Stored items:
□ □ □ □ □

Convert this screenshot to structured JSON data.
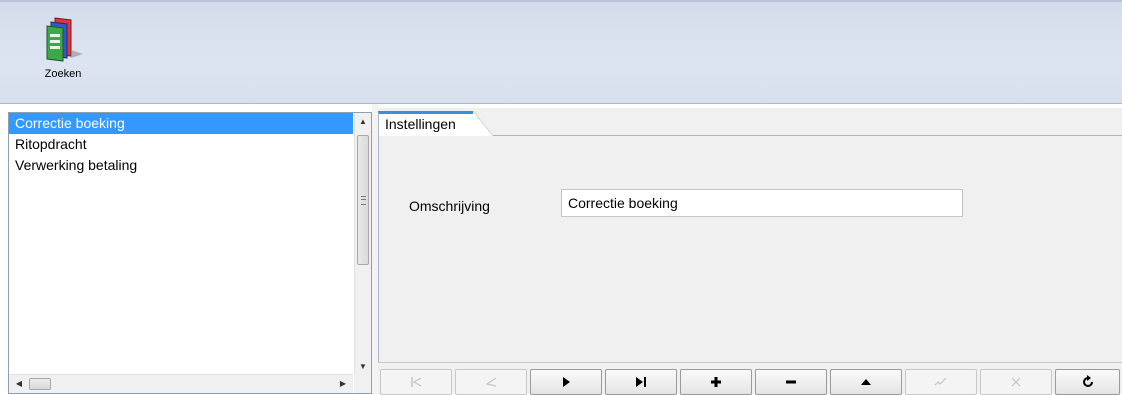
{
  "ribbon": {
    "search_button_label": "Zoeken",
    "search_icon": "books-icon"
  },
  "list": {
    "items": [
      {
        "label": "Correctie boeking",
        "selected": true
      },
      {
        "label": "Ritopdracht",
        "selected": false
      },
      {
        "label": "Verwerking betaling",
        "selected": false
      }
    ]
  },
  "detail": {
    "tabs": [
      {
        "label": "Instellingen",
        "active": true
      }
    ],
    "fields": {
      "omschrijving_label": "Omschrijving",
      "omschrijving_value": "Correctie boeking"
    }
  },
  "navigator": {
    "buttons": [
      {
        "icon": "first-icon",
        "enabled": false
      },
      {
        "icon": "prior-icon",
        "enabled": false
      },
      {
        "icon": "next-icon",
        "enabled": true
      },
      {
        "icon": "last-icon",
        "enabled": true
      },
      {
        "icon": "insert-icon",
        "enabled": true
      },
      {
        "icon": "delete-icon",
        "enabled": true
      },
      {
        "icon": "edit-icon",
        "enabled": true
      },
      {
        "icon": "post-icon",
        "enabled": false
      },
      {
        "icon": "cancel-icon",
        "enabled": false
      },
      {
        "icon": "refresh-icon",
        "enabled": true
      }
    ]
  },
  "colors": {
    "selection": "#3399ff",
    "tab_accent": "#3f8cd8",
    "ribbon_bg": "#dde4f1"
  }
}
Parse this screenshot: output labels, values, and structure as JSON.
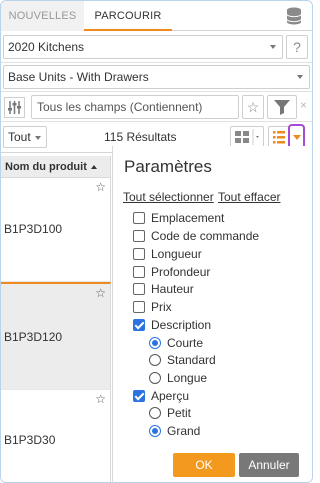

□ □ □ □ □

## Task requirements
Your copy should match the entries exactly, minus the pictures.

## Problem solution
Convert this screenshot to structured JSON data.
{
  "ribbon": {
    "search_button_label": "Zoeken",
    "search_icon": "books-icon"
  },
  "list": {
    "items": [
      {
        "label": "Correctie boeking",
        "selected": true
      },
      {
        "label": "Ritopdracht",
        "selected": false
      },
      {
        "label": "Verwerking betaling",
        "selected": false
      }
    ]
  },
  "detail": {
    "tabs": [
      {
        "label": "Instellingen",
        "active": true
      }
    ],
    "fields": {
      "omschrijving_label": "Omschrijving",
      "omschrijving_value": "Correctie boeking"
    }
  },
  "navigator": {
    "buttons": [
      {
        "icon": "first-icon",
        "enabled": false
      },
      {
        "icon": "prior-icon",
        "enabled": false
      },
      {
        "icon": "next-icon",
        "enabled": true
      },
      {
        "icon": "last-icon",
        "enabled": true
      },
      {
        "icon": "insert-icon",
        "enabled": true
      },
      {
        "icon": "delete-icon",
        "enabled": true
      },
      {
        "icon": "edit-icon",
        "enabled": true
      },
      {
        "icon": "post-icon",
        "enabled": false
      },
      {
        "icon": "cancel-icon",
        "enabled": false
      },
      {
        "icon": "refresh-icon",
        "enabled": true
      }
    ]
  },
  "colors": {
    "selection": "#3399ff",
    "tab_accent": "#3f8cd8",
    "ribbon_bg": "#dde4f1"
  }
}
Parse this screenshot: output labels, values, and structure as JSON.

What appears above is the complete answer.